» Given records
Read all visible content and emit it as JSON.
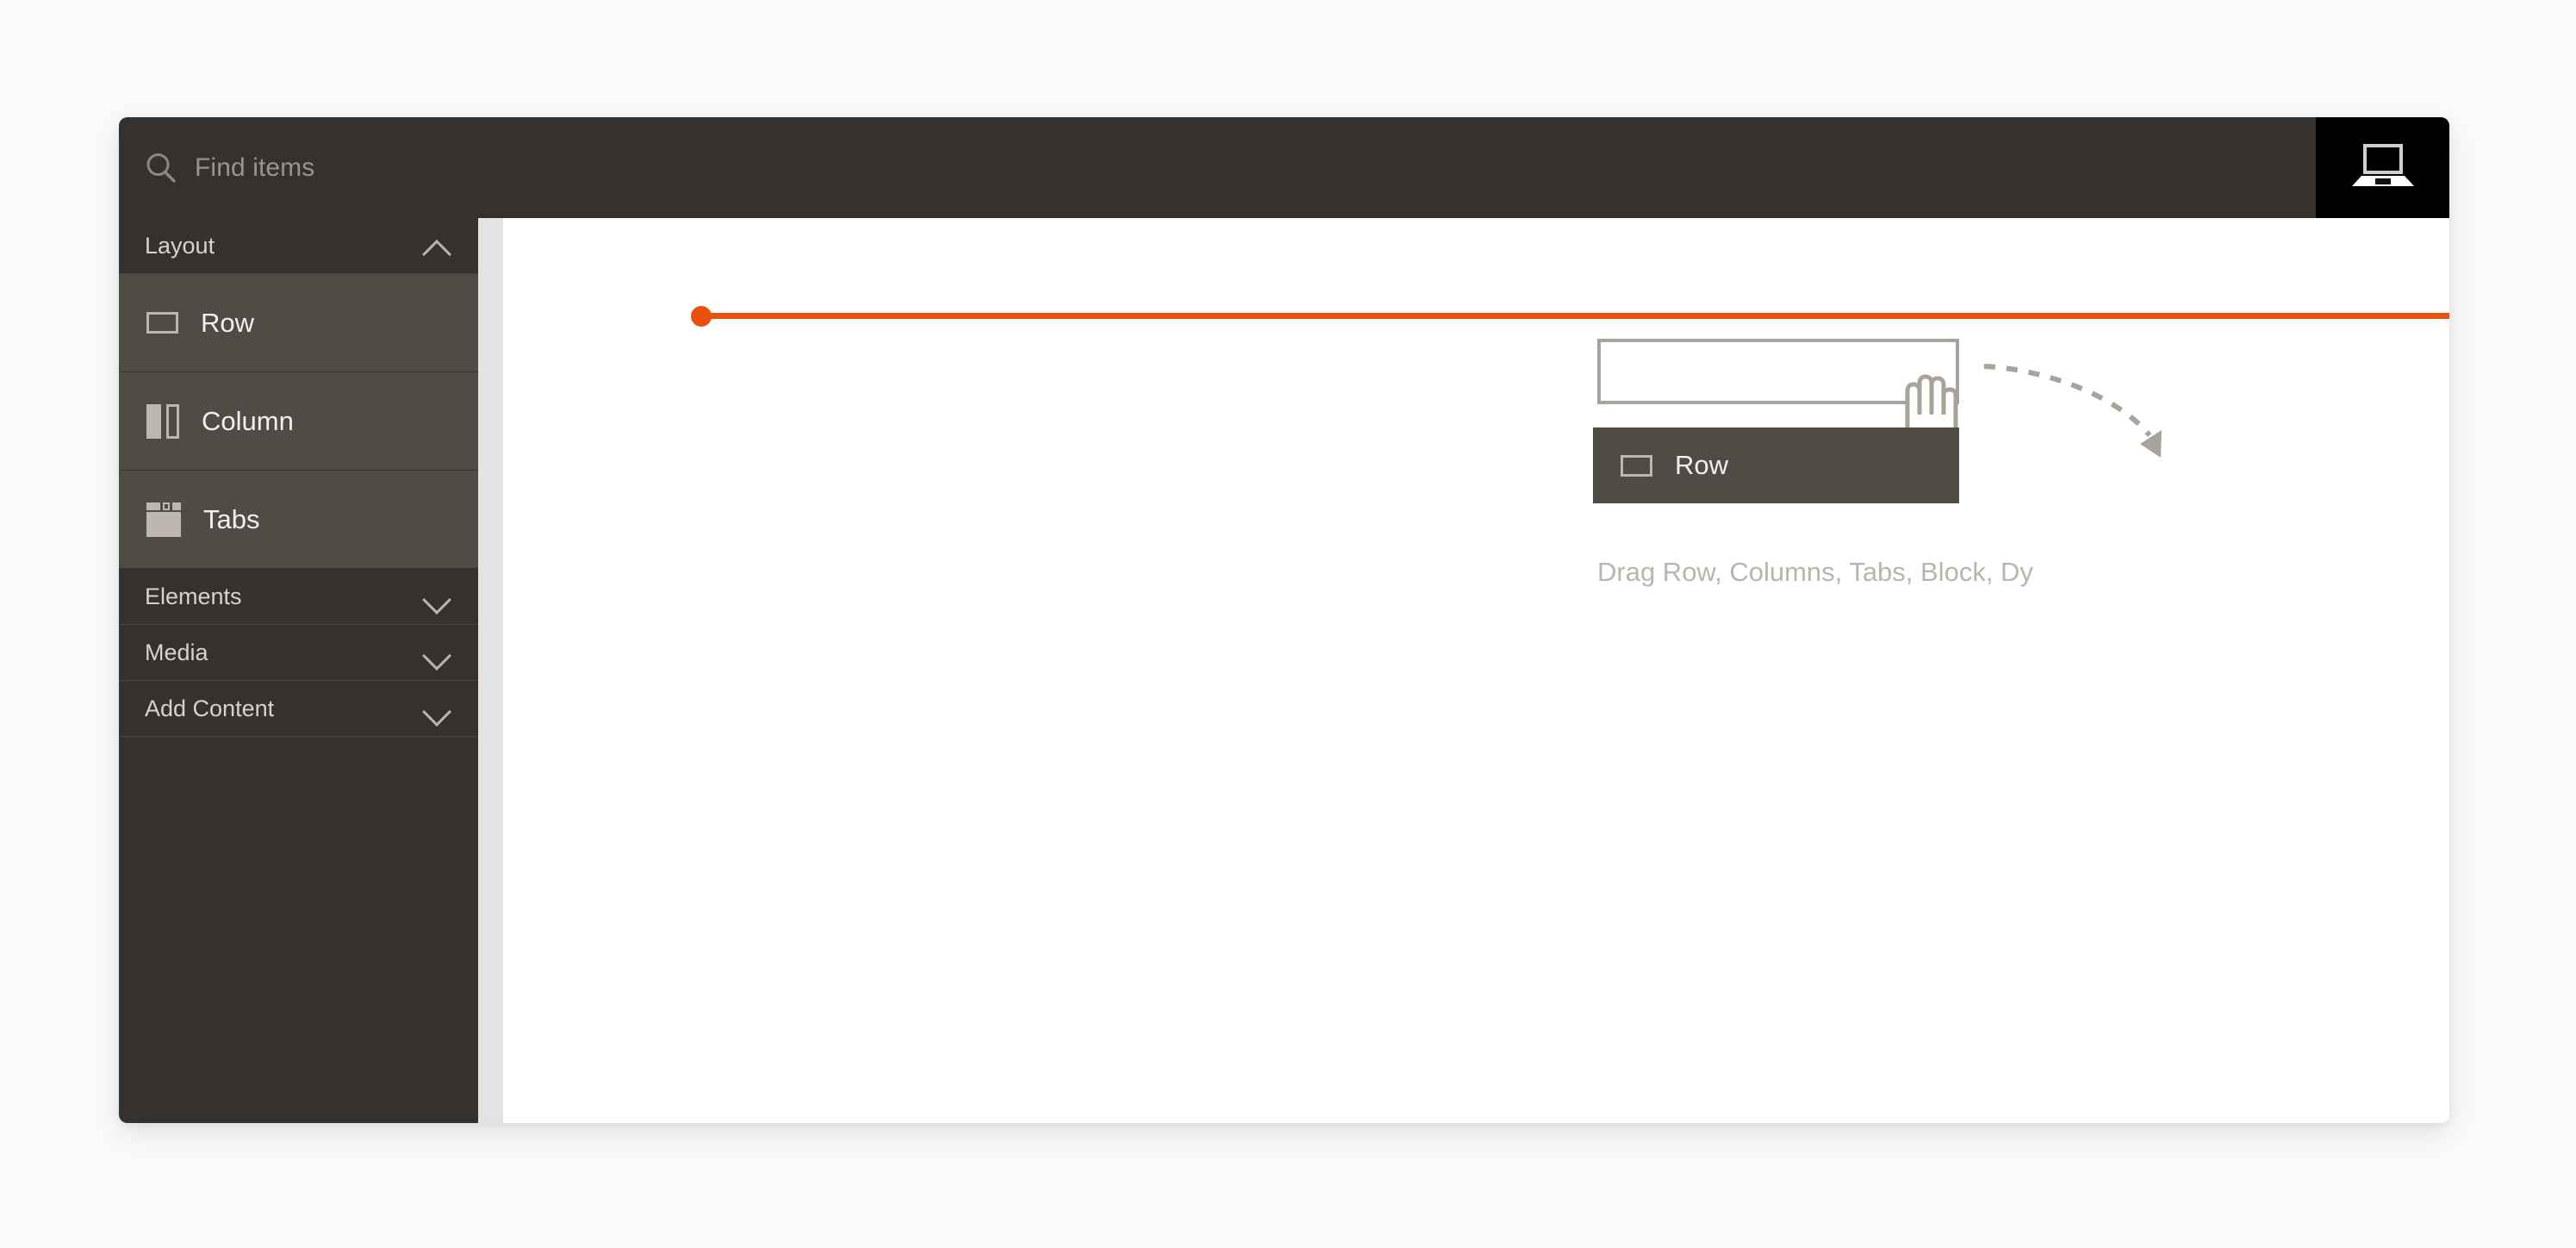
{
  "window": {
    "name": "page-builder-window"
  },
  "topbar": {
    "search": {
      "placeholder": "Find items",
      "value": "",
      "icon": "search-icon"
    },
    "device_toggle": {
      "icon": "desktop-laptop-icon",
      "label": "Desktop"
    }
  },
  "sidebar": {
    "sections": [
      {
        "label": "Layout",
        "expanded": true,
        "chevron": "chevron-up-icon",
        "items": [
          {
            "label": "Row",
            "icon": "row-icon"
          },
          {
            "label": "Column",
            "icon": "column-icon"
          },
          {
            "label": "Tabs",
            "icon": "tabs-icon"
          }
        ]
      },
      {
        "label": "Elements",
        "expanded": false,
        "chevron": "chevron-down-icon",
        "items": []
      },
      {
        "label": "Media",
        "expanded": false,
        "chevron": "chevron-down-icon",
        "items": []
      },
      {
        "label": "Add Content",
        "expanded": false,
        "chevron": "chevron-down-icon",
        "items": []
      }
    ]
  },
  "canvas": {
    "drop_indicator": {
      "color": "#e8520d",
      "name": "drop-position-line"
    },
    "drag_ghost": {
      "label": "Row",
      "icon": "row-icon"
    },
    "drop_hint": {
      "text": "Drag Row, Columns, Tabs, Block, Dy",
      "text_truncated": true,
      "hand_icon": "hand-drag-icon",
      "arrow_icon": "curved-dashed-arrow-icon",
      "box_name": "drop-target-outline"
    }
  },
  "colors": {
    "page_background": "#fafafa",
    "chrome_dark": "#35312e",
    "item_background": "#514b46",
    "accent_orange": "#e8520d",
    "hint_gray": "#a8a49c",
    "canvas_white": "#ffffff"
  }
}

» What is needed
Copy each line above precisely, dropping the pictures.

» Solution to the problem
Read all visible content and emit it as JSON.
{
  "window": {
    "name": "page-builder-window"
  },
  "topbar": {
    "search": {
      "placeholder": "Find items",
      "value": "",
      "icon": "search-icon"
    },
    "device_toggle": {
      "icon": "desktop-laptop-icon",
      "label": "Desktop"
    }
  },
  "sidebar": {
    "sections": [
      {
        "label": "Layout",
        "expanded": true,
        "chevron": "chevron-up-icon",
        "items": [
          {
            "label": "Row",
            "icon": "row-icon"
          },
          {
            "label": "Column",
            "icon": "column-icon"
          },
          {
            "label": "Tabs",
            "icon": "tabs-icon"
          }
        ]
      },
      {
        "label": "Elements",
        "expanded": false,
        "chevron": "chevron-down-icon",
        "items": []
      },
      {
        "label": "Media",
        "expanded": false,
        "chevron": "chevron-down-icon",
        "items": []
      },
      {
        "label": "Add Content",
        "expanded": false,
        "chevron": "chevron-down-icon",
        "items": []
      }
    ]
  },
  "canvas": {
    "drop_indicator": {
      "color": "#e8520d",
      "name": "drop-position-line"
    },
    "drag_ghost": {
      "label": "Row",
      "icon": "row-icon"
    },
    "drop_hint": {
      "text": "Drag Row, Columns, Tabs, Block, Dy",
      "text_truncated": true,
      "hand_icon": "hand-drag-icon",
      "arrow_icon": "curved-dashed-arrow-icon",
      "box_name": "drop-target-outline"
    }
  },
  "colors": {
    "page_background": "#fafafa",
    "chrome_dark": "#35312e",
    "item_background": "#514b46",
    "accent_orange": "#e8520d",
    "hint_gray": "#a8a49c",
    "canvas_white": "#ffffff"
  }
}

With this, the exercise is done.